*** Fragmento proporcionado ***

Sábado, 30 de junio de 2007 | Hoy
SOCIEDAD › UN PERIODISTA DE PAGINA/12 VARADO EN LA BASE ESPERANZA
Por Eugenio Martínez Ruhl
Cuando el tripulante me agarró del brazo y, tras preguntarme si estaba “atado”, me dijo que me agarrara de una manija porque ya aterrizábamos, no imaginé ni remotamente que se trataba del comienzo de una estadía involuntariamente prolongada en la Antártida. Tampoco el brusco salto que dimos todos dentro del avión en el final del aterrizaje hacía presagiar una avería en la nave, imposible de solucionar en la base Esperanza, destino del viaje. Pero todos –tripulantes, otro periodista y yo– nos habíamos encontrado imprevistamente con la posibilidad forzada de conocer a fondo los paisajes blancos y espectaculares del Continente Blanco. Ya alojados en Esperanza, las autoridades de la Fuerza Aérea (FAA), a cargo de la misión, nos hicieron saber que nuestra estadía se prolongará hasta que se pueda realizar un rescate, muy dificultoso porque hasta este lugar sólo se puede llegar en un avión igual al accidentado o en helicóptero.
Un pozo en la pista de nieve realizada sobre la Pampa del Colchón, en el Glaciar Buenos Aires, se interpuso en el tramo final del aterrizaje y fue el responsable de una rotura en la parte delantera del tren de aterrizaje del bimotor Twin Notter de la Fuerza Aérea Argentina, a cargo de la operación. Esa situación es la que nos obliga a permanecer en esta base, imposibilitados de retornar al continente. Los habitantes de este remoto poblado, en el que viven 63 personas, se desviven por hacernos sentir cómodos, y lo logran.

*** Datos proporcionados ***

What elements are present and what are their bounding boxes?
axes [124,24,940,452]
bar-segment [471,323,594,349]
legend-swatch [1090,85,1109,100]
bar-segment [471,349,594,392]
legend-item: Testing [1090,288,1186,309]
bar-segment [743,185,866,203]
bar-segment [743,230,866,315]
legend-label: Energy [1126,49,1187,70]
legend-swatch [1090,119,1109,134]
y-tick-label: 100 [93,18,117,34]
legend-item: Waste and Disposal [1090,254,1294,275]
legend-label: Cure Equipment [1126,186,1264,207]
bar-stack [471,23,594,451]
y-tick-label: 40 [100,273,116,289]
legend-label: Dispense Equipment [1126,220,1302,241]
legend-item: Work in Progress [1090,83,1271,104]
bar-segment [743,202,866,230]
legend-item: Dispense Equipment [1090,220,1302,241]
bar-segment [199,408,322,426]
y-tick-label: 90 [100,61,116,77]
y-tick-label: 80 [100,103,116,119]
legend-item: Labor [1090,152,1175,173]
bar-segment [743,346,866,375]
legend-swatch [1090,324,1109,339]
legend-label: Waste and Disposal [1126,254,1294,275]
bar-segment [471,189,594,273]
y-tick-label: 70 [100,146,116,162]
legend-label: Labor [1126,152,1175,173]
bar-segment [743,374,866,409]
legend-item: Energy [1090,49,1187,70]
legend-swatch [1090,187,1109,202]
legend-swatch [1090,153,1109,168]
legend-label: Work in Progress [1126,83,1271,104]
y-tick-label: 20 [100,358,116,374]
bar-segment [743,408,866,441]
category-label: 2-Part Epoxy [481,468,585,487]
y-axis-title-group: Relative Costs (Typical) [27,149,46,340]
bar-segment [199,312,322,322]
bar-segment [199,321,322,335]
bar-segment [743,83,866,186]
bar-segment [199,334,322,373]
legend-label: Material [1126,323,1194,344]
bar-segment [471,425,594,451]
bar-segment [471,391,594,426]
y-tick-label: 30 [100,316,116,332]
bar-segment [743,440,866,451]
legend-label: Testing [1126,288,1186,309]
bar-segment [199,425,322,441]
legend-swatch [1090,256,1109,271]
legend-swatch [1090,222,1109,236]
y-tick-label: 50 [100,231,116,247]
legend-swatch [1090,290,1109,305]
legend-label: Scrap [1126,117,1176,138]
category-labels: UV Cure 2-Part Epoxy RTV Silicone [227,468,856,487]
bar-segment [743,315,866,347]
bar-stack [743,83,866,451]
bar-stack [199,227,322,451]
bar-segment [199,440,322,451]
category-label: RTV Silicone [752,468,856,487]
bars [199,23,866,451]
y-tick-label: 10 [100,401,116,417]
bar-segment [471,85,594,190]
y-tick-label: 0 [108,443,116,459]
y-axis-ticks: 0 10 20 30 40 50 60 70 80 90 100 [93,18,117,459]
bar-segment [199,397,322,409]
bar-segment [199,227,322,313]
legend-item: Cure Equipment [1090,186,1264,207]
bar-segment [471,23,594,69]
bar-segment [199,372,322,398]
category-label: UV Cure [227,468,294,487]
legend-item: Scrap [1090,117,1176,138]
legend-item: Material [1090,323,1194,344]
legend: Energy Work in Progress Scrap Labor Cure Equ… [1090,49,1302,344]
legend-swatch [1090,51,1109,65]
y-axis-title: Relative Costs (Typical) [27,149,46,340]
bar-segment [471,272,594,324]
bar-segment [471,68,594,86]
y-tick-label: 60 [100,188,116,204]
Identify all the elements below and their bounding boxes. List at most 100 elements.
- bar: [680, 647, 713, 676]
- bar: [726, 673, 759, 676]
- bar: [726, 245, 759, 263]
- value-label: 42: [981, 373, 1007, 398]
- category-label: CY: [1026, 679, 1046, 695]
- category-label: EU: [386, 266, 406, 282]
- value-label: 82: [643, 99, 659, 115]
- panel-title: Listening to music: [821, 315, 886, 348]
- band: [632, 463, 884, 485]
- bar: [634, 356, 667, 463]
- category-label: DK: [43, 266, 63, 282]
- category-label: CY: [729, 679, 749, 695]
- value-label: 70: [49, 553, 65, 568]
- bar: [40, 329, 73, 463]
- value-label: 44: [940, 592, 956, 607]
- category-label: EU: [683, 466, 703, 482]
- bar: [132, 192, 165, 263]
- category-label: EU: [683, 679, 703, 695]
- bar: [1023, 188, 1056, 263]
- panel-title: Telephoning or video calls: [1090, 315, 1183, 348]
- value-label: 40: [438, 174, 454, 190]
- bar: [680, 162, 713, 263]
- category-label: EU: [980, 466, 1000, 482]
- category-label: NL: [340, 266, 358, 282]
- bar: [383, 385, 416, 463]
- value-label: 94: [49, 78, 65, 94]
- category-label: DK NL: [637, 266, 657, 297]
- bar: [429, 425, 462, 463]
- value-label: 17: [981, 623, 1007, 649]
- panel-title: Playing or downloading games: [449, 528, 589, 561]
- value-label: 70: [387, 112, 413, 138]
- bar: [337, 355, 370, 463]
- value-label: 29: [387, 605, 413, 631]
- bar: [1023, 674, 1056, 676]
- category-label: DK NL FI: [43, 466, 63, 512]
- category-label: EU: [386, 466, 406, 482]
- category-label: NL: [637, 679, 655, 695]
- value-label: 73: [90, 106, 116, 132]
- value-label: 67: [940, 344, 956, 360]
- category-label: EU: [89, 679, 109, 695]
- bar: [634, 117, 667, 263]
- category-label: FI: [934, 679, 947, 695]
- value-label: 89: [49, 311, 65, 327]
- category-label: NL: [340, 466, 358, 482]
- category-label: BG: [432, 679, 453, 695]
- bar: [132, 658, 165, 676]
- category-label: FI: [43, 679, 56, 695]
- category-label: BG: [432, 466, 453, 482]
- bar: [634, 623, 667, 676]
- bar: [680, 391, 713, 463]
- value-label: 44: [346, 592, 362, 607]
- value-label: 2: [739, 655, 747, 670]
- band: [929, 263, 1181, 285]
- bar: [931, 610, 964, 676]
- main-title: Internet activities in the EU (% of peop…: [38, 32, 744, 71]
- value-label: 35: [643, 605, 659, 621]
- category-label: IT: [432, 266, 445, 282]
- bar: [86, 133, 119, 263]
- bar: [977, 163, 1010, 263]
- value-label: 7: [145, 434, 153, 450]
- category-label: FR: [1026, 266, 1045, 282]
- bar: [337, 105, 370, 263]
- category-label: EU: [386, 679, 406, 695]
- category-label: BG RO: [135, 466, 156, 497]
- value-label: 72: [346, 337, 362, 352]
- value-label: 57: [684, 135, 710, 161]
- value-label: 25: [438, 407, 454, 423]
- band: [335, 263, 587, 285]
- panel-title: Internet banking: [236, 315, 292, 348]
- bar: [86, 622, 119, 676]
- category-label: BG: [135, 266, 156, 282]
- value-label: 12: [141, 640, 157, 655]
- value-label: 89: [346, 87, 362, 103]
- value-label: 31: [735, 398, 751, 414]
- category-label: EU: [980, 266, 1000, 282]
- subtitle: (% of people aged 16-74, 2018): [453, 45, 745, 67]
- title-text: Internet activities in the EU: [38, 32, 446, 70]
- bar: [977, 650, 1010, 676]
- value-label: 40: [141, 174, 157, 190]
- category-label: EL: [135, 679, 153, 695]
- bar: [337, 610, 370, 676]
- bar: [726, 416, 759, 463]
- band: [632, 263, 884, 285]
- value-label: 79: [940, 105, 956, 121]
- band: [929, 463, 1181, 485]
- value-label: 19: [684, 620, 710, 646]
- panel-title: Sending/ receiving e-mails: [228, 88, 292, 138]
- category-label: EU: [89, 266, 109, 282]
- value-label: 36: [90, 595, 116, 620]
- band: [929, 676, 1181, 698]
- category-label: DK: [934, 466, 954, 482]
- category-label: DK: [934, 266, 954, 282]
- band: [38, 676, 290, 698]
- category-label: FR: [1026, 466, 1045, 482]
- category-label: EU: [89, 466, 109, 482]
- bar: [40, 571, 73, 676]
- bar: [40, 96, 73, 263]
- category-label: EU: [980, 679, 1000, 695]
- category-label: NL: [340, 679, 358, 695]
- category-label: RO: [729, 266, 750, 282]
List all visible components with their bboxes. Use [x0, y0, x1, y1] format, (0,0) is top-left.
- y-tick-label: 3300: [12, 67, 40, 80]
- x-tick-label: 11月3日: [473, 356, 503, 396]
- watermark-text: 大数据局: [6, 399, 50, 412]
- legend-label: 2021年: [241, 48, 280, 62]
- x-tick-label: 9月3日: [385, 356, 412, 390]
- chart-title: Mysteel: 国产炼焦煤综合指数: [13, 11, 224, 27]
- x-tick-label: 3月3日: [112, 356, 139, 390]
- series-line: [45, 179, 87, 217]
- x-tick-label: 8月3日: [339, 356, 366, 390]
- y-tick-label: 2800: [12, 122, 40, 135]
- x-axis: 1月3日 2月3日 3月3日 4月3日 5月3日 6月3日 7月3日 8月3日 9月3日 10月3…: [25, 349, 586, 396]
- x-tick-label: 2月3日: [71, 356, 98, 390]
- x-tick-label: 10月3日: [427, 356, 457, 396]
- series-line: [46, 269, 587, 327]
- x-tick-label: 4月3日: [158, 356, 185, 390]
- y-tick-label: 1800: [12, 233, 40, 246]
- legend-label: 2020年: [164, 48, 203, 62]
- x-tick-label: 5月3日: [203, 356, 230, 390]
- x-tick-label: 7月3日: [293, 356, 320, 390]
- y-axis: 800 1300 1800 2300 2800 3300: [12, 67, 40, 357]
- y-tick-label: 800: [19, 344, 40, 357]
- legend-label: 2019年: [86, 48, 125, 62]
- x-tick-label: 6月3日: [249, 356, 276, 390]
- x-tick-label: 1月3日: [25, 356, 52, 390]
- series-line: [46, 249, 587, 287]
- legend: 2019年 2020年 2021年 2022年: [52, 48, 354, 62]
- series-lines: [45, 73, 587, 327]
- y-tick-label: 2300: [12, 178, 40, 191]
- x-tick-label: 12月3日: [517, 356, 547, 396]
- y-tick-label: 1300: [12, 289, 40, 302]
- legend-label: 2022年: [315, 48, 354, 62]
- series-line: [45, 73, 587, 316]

***

### Problemas y tareas
**1.** En la crónica sobre la base Esperanza, ¿cuántas personas viven en el poblado?
**2.** Continúa la crónica sobre la base Esperanza a partir de su última oración.

### Lista de respuestas
**1.** Viven 63 personas.

**2.**
El Twin –a secas, como lo denomina la tripulación– había salido en el mediodía del miércoles desde la base antártica Marambio hacia Esperanza, con el objetivo de acercar provisiones y llevar de vuelta al continente a un joven odontólogo que cumplía una misión en este aislado lugar (una vez acá, me enteraría de que se debía haber ido hace dos meses y todavía esperaba que lo vinieran a buscar). Una operación que, según las autoridades, era “simple” y no demandaría “más de media hora”, pero que el imprevisto transformó en una experiencia que se anuncia bastante más prolongada.
Aquí la mirada no puede esquivar los paisajes soberbios. Para cualquier lado que se gire la cabeza, los ojos se obnubilan por la belleza. De un lado, un mar congelado, que es como la foto gélida de un espejo de agua en estado normal. La capa de hielo formada en su superficie copia los movimientos típicos de cualquier mar, y el resultado son pequeñas rugosidades que dibujan esa manta helada. Algo más allá, gigantescos témpanos estacionados a pocos metros de la costa, que parecen grandes islas geométricas, con superficies perfectamente lisas.
Esperanza es la única de las bases antárticas argentinas en la que viven familias. Y eso define su fisonomía, que está dada por varias construcciones medianas, en lugar de una grande, como en el caso, por ejemplo, de Marambio. Una de ellas, la de huéspedes, nos fue asignada a todos los que veníamos en el avión. Además, hay una construcción –la más grande del lugar– en el centro de la base, que es el casino de oficiales. Allí se realizan las reuniones, y hay un salón con entretenimientos, como una cancha de tenis de mesa, una de pool y un metegol. Con esas comodidades, el tiempo pasa más rápido, algo fundamental en un lugar donde la noche, en esta época del año, dura unas dieciocho horas.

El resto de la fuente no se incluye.